* [Instrução dada 1]: Indique se cada afirmação abaixo está de acordo com o texto sobre a obra de Chico Buarque, respondendo sim ou não e citando literalmente as palavras do texto que decidem a questão. (a) A música "Até o fim" tem seis versos em cada estrofe. (b) Os versos pares mudam de rima de uma estrofe para outra. (c) O texto afirma que o interesse principal era a harmonia das canções.
* [Instrução dada 2]: Prossiga com o texto sobre a obra de Chico Buarque, começando logo após a última frase apresentada.

* [Texto de leitura]:
Coisas e Coisas
Estudos Buarquianos
Chico Buarque é mesmo impressionante! Quando mais escuto, conheço e estudo sua obra, mais me fascino.
Desta vez, vale a pena contar o que me fez pensar isso. Interessado que estou em fazer letras para músicas, andei vasculhando sua obra, observando, prestando bastante atenção e anotando a forma como ele constrói versos e estrofes para uma canção.
Estava principalmente curioso sobre rimas e métricas para compor os versos de uma letra.
Percebe-se, por exemplo, que a música a seguir, "Até o fim", tem 6 versos por estrofe. O primeiro rima com o terceiro e a rima varia de estrofe para estrofe (na primeira é "ado", na seunda "ola", na terceira "esso"...). Já os versos pares rimam entre si em todas as estrofes, sempre com terminando sempre com o sufixo "im", sendo que o sexto verso é o mesmo em todas as estrofes "
Mas vou até o fim". O quinto verso de cada estrofe tem uma rima específica qualquer em "ou", independente da estrofe. Portanto, percebe-se além das rimas
intra-estrofe, rimas
inter-estrofe que compõe a música de uma maneira elegante e bela, como num poema.

* [Registros de dados]:

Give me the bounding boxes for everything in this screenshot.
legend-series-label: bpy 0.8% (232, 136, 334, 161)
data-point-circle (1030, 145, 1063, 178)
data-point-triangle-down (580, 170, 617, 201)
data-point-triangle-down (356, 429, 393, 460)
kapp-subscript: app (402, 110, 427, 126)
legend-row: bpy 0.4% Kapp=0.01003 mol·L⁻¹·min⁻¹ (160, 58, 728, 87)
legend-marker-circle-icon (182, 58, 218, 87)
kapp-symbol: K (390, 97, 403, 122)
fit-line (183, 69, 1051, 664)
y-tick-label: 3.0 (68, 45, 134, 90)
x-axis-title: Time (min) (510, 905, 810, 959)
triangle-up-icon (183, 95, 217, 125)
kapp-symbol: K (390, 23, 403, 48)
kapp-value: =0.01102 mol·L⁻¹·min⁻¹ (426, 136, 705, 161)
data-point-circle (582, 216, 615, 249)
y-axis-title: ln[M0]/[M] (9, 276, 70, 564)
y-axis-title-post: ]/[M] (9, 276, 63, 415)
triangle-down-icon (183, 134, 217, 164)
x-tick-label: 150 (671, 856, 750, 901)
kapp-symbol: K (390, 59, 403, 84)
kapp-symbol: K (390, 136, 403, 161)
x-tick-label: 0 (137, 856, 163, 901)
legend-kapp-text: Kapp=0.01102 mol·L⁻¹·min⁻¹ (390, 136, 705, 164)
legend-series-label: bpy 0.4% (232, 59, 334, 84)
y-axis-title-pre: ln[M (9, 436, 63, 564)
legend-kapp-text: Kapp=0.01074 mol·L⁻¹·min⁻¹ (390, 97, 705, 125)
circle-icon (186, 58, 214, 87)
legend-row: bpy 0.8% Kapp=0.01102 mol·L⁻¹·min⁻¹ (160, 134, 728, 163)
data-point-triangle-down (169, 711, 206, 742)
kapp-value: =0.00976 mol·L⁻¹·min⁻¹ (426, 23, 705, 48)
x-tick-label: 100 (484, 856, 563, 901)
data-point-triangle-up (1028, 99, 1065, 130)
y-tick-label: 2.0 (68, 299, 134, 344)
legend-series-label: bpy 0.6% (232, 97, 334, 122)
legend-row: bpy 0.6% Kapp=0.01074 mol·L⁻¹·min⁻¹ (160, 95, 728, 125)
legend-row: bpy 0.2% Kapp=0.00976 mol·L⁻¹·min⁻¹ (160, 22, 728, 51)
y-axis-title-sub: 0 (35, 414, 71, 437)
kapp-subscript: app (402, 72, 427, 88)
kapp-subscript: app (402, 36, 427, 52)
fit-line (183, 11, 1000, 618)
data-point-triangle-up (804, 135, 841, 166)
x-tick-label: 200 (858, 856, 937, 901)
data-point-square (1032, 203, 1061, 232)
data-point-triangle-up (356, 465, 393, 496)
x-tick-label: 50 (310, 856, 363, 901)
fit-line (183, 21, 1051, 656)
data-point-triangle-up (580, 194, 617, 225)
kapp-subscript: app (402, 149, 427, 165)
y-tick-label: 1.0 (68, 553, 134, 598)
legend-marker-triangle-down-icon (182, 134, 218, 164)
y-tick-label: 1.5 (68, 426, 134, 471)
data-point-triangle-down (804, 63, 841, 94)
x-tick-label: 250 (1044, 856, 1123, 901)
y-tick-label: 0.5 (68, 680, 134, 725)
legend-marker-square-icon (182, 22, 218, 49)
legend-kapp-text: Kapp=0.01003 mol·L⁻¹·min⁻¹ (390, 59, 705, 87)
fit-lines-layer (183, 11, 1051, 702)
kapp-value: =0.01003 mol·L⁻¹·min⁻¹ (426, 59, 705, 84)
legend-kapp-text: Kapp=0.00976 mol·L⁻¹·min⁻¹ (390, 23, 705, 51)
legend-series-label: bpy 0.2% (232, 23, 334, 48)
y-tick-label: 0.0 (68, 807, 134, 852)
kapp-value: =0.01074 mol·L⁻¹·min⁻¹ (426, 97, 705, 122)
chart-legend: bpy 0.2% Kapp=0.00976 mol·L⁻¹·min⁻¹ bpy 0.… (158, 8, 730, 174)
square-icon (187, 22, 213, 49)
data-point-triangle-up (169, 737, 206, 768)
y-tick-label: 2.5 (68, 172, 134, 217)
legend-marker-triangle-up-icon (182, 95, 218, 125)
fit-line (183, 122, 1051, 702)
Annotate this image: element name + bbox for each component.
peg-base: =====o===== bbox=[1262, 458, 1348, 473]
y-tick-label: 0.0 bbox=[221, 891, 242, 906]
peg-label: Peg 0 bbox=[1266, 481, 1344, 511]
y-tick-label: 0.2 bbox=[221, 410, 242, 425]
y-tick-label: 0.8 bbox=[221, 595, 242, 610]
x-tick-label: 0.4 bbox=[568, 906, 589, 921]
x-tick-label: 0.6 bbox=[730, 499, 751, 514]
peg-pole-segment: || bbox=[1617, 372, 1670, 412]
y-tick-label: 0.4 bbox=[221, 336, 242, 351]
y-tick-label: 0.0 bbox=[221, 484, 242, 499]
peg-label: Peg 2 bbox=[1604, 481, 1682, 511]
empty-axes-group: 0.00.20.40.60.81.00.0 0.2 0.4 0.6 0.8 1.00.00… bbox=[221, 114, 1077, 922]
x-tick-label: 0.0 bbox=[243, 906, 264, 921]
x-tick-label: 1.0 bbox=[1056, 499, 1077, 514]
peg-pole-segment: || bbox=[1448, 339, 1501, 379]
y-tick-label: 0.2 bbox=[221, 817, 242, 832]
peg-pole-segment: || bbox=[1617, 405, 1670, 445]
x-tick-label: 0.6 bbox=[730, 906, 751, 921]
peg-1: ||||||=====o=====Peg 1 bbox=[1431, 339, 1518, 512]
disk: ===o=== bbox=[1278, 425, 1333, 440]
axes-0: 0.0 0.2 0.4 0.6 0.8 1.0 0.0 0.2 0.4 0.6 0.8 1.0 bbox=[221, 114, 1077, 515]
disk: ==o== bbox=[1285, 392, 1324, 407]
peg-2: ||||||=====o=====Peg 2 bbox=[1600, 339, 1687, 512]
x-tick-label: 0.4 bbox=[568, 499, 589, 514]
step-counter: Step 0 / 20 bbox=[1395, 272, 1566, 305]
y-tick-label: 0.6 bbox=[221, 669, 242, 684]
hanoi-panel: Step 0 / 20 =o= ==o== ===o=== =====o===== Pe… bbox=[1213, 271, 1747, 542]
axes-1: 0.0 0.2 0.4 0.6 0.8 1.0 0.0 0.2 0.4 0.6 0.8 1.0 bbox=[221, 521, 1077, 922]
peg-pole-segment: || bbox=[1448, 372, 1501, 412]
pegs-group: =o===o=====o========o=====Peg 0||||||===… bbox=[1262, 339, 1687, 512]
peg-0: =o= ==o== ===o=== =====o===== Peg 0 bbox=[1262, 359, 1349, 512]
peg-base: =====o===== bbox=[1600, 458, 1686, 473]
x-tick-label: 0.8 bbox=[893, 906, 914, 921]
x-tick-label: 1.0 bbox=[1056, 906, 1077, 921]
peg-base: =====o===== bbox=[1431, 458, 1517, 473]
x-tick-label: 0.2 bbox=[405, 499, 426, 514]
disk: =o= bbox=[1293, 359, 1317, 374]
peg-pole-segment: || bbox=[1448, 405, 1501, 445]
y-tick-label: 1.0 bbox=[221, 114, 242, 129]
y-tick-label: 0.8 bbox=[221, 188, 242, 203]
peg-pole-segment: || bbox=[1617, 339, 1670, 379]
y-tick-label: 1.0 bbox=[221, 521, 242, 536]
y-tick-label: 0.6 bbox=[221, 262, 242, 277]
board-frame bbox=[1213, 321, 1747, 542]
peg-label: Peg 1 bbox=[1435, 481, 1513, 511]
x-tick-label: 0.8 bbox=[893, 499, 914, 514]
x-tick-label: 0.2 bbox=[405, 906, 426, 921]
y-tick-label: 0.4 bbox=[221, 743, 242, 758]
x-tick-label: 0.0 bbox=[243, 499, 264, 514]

* [Resposta escrita 1]:
(a) Sim: "tem 6 versos por estrofe".
(b) Não: "os versos pares rimam entre si em todas as estrofes".
(c) Não: "Estava principalmente curioso sobre rimas e métricas para compor os versos de uma letra".

* [Resposta escrita 2]:
Pra mim, é interessantíssimo estudar a obra do artista e perceber essa profunda organização estilística.
Até o fimChico Buarque/1978
Quando nasci veio um anjo safado
O chato dum querubim
E decretou que eu tava predestinado
A ser errado assim
Já de saída a minha estrada entortou
Mas vou até o fim
Inda garoto deixei de ir à escola
Cassaram meu boletim
Não sou ladrão, eu não sou bom de bola
Nem posso ouvir clarim
Um bom futuro é o que jamais me esperou
Mas vou até o fim
Eu bem que tenho ensaiado um progresso
Virei cantor de festim
Mamãe contou que eu faço um bruto sucesso
Em Quixeramobim
Não sei como o maracatu começou
Mas vou até o fim
Por conta de umas questões paralelas
Quebraram meu bandolim
Não querem mais ouvir as minhas mazelas
E a minha voz chinfrim
Criei barriga, minha mula empacou
Mas vou até o fim
Não tem cigarro, acabou minha renda
Deu praga no meu capim
Minha mulher fugiu com o dono da venda
O que será de mim?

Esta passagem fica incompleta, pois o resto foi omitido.